- Saved entries:
.....
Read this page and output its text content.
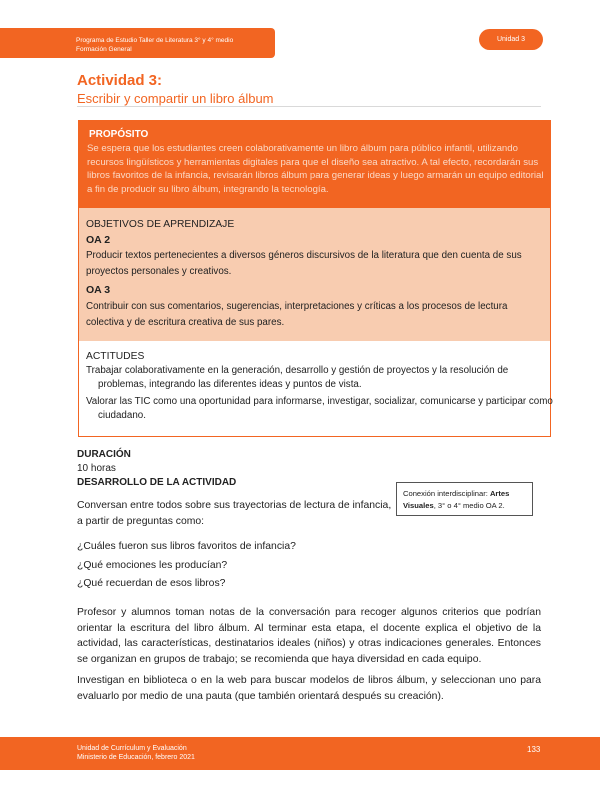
Programa de Estudio Taller de Literatura 3° y 4° medio
Formación General
Unidad 3
Actividad 3:
Escribir y compartir un libro álbum
PROPÓSITO
Se espera que los estudiantes creen colaborativamente un libro álbum para público infantil, utilizando recursos lingüísticos y herramientas digitales para que el diseño sea atractivo. A tal efecto, recordarán sus libros favoritos de la infancia, revisarán libros álbum para generar ideas y luego armarán un equipo editorial a fin de producir su libro álbum, integrando la tecnología.
OBJETIVOS DE APRENDIZAJE
OA 2
Producir textos pertenecientes a diversos géneros discursivos de la literatura que den cuenta de sus proyectos personales y creativos.
OA 3
Contribuir con sus comentarios, sugerencias, interpretaciones y críticas a los procesos de lectura colectiva y de escritura creativa de sus pares.
ACTITUDES
Trabajar colaborativamente en la generación, desarrollo y gestión de proyectos y la resolución de problemas, integrando las diferentes ideas y puntos de vista.
Valorar las TIC como una oportunidad para informarse, investigar, socializar, comunicarse y participar como ciudadano.
DURACIÓN
10 horas
DESARROLLO DE LA ACTIVIDAD
Conexión interdisciplinar: Artes Visuales, 3° o 4° medio OA 2.
Conversan entre todos sobre sus trayectorias de lectura de infancia, a partir de preguntas como:
¿Cuáles fueron sus libros favoritos de infancia?
¿Qué emociones les producían?
¿Qué recuerdan de esos libros?
Profesor y alumnos toman notas de la conversación para recoger algunos criterios que podrían orientar la escritura del libro álbum. Al terminar esta etapa, el docente explica el objetivo de la actividad, las características, destinatarios ideales (niños) y otras indicaciones generales. Entonces se organizan en grupos de trabajo; se recomienda que haya diversidad en cada equipo.
Investigan en biblioteca o en la web para buscar modelos de libros álbum, y seleccionan uno para evaluarlo por medio de una pauta (que también orientará después su creación).
Unidad de Currículum y Evaluación
Ministerio de Educación, febrero 2021
133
.....
- Given instruction:
Copy down every line of the material above that includes the string "como".

- Solution for this task:
Valorar las TIC como una oportunidad para informarse, investigar, socializar, comunicarse y participar como ciudadano.
Conversan entre todos sobre sus trayectorias de lectura de infancia, a partir de preguntas como:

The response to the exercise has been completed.